### YOUR OBJECTIVE
Count the lines below that contain the word "name" and give only that number.

### TASK INPUTS
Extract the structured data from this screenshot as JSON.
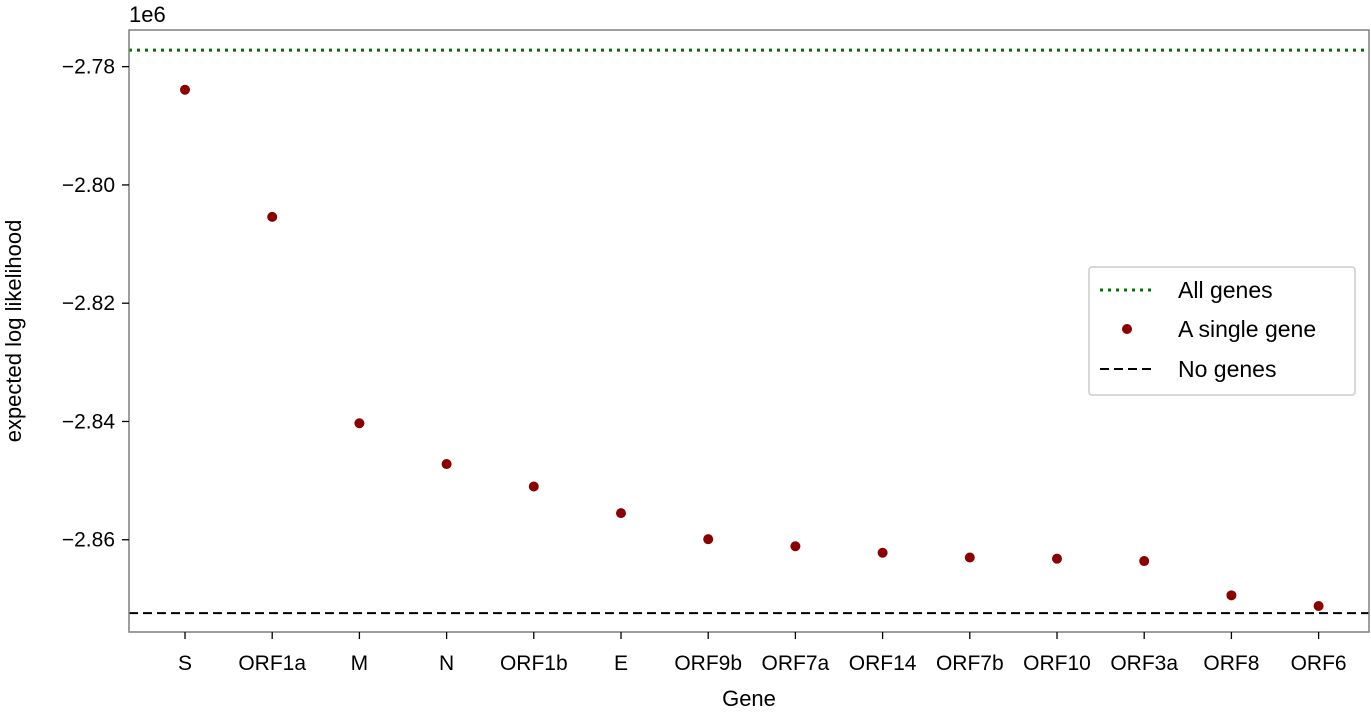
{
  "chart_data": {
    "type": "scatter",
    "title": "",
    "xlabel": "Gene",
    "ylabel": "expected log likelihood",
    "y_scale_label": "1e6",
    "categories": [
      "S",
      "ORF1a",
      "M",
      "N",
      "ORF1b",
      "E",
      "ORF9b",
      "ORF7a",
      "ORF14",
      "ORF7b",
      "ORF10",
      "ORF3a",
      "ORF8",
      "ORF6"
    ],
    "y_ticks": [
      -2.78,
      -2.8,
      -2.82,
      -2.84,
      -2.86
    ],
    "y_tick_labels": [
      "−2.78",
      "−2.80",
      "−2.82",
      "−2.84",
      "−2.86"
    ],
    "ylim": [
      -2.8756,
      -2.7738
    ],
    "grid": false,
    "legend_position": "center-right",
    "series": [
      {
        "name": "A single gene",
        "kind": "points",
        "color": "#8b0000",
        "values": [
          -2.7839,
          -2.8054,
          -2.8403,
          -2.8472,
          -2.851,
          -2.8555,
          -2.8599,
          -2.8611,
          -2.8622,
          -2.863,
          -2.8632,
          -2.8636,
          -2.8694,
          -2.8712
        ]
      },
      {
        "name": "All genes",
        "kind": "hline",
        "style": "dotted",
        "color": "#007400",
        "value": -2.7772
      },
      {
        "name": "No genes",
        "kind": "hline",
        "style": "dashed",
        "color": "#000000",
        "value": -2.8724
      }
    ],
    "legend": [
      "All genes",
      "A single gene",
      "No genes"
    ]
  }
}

### ANSWER TO THIS PROBLEM
3